__WHAT IS REQUIRED__: Below is a set of records; restate each one word for word.

__EXERCISE INPUTS__:
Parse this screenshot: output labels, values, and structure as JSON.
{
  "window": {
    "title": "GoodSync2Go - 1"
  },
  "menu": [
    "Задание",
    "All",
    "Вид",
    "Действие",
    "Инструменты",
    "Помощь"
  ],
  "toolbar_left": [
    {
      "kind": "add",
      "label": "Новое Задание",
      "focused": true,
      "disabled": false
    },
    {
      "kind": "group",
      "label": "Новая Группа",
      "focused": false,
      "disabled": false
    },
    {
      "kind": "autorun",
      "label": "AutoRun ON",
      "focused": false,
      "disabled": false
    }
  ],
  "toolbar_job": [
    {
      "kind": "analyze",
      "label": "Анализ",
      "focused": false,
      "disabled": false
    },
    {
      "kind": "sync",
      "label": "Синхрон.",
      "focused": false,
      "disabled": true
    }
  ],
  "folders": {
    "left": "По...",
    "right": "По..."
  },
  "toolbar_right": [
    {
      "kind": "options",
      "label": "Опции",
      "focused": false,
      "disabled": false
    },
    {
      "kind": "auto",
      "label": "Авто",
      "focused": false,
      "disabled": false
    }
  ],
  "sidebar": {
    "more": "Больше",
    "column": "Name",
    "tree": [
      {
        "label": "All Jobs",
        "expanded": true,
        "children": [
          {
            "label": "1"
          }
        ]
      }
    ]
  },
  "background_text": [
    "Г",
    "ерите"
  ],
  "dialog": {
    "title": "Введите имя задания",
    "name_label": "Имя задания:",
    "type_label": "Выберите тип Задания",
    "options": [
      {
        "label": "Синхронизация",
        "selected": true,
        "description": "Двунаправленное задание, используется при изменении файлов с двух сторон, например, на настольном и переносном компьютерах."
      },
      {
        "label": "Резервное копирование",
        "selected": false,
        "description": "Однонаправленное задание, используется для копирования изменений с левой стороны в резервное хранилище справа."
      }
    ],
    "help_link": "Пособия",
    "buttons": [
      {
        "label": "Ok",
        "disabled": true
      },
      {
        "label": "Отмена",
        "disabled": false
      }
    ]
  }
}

__FULL OUTPUT__:
Parse this screenshot: output labels, values, and structure as JSON.
{
  "window": {
    "title": "GoodSync2Go - 1"
  },
  "menu": [
    "Задание",
    "All",
    "Вид",
    "Действие",
    "Инструменты",
    "Помощь"
  ],
  "toolbar_left": [
    {
      "kind": "add",
      "label": "Новое Задание",
      "focused": true,
      "disabled": false
    },
    {
      "kind": "group",
      "label": "Новая Группа",
      "focused": false,
      "disabled": false
    },
    {
      "kind": "autorun",
      "label": "AutoRun ON",
      "focused": false,
      "disabled": false
    }
  ],
  "toolbar_job": [
    {
      "kind": "analyze",
      "label": "Анализ",
      "focused": false,
      "disabled": false
    },
    {
      "kind": "sync",
      "label": "Синхрон.",
      "focused": false,
      "disabled": true
    }
  ],
  "folders": {
    "left": "По...",
    "right": "По..."
  },
  "toolbar_right": [
    {
      "kind": "options",
      "label": "Опции",
      "focused": false,
      "disabled": false
    },
    {
      "kind": "auto",
      "label": "Авто",
      "focused": false,
      "disabled": false
    }
  ],
  "sidebar": {
    "more": "Больше",
    "column": "Name",
    "tree": [
      {
        "label": "All Jobs",
        "expanded": true,
        "children": [
          {
            "label": "1"
          }
        ]
      }
    ]
  },
  "background_text": [
    "Г",
    "ерите"
  ],
  "dialog": {
    "title": "Введите имя задания",
    "name_label": "Имя задания:",
    "type_label": "Выберите тип Задания",
    "options": [
      {
        "label": "Синхронизация",
        "selected": true,
        "description": "Двунаправленное задание, используется при изменении файлов с двух сторон, например, на настольном и переносном компьютерах."
      },
      {
        "label": "Резервное копирование",
        "selected": false,
        "description": "Однонаправленное задание, используется для копирования изменений с левой стороны в резервное хранилище справа."
      }
    ],
    "help_link": "Пособия",
    "buttons": [
      {
        "label": "Ok",
        "disabled": true
      },
      {
        "label": "Отмена",
        "disabled": false
      }
    ]
  }
}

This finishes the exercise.